PROBLEM DESCRIPTION ▸ Check every line below for the word "scroll" and copy each one that has it.

GIVEN DATA ▸
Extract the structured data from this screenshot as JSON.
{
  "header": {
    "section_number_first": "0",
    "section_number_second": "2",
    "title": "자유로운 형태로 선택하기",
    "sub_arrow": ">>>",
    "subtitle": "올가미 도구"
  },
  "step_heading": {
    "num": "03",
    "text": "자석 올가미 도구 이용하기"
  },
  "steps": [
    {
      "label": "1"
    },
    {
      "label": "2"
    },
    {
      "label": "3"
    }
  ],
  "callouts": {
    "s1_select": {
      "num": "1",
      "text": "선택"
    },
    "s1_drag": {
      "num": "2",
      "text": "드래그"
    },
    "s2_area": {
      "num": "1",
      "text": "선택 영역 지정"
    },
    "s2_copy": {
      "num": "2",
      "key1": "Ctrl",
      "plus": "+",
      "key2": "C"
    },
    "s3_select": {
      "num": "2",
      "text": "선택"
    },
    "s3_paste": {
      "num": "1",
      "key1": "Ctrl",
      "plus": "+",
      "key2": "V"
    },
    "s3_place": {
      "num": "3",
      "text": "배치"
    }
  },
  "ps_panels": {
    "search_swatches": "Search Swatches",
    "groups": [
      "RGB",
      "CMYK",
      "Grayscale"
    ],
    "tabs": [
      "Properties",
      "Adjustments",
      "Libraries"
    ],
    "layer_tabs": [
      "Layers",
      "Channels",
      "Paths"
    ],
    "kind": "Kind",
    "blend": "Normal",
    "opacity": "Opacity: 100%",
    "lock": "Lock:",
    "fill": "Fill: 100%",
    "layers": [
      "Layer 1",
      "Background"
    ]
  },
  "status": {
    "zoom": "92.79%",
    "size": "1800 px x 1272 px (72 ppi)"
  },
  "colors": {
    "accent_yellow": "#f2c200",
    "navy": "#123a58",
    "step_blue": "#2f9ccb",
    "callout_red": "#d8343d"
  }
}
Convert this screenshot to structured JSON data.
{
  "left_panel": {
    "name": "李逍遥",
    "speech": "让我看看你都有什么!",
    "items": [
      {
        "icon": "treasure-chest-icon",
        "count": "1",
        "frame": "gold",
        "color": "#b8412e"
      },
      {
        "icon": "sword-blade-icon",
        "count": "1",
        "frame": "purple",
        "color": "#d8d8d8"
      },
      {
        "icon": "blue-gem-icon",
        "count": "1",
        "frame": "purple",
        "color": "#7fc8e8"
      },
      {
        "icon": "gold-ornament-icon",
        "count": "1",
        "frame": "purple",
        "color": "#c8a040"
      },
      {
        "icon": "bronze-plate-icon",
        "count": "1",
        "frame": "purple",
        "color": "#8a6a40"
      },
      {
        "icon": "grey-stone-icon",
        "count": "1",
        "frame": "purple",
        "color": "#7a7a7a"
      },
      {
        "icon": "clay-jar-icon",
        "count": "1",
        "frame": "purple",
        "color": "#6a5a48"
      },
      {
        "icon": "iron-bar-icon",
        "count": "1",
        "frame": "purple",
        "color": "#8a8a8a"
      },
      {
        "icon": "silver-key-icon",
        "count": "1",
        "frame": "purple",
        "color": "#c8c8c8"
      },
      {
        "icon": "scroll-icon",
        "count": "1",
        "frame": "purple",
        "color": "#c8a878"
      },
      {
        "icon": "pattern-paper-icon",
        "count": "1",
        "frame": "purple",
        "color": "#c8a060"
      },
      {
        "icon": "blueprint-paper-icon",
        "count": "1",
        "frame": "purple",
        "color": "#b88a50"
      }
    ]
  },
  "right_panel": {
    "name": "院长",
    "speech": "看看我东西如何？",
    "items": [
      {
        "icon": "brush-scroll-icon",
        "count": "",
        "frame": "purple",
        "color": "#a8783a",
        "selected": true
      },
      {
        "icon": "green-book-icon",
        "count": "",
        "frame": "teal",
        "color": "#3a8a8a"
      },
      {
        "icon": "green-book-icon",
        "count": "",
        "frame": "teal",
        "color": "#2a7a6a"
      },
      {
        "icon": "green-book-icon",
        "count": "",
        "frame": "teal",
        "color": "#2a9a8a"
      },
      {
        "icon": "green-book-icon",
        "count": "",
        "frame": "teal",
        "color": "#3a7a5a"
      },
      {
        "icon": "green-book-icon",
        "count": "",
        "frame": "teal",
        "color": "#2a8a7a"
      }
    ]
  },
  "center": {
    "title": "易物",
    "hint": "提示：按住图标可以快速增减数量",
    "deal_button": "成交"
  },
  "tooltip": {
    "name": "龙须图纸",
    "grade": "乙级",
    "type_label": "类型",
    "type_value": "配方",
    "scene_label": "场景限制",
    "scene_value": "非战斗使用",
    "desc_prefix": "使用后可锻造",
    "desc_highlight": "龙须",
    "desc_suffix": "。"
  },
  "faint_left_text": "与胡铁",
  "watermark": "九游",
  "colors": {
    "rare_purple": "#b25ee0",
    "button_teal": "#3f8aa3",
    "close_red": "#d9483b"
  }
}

FINAL RESULT ▸
        "icon": "scroll-icon",
        "icon": "brush-scroll-icon",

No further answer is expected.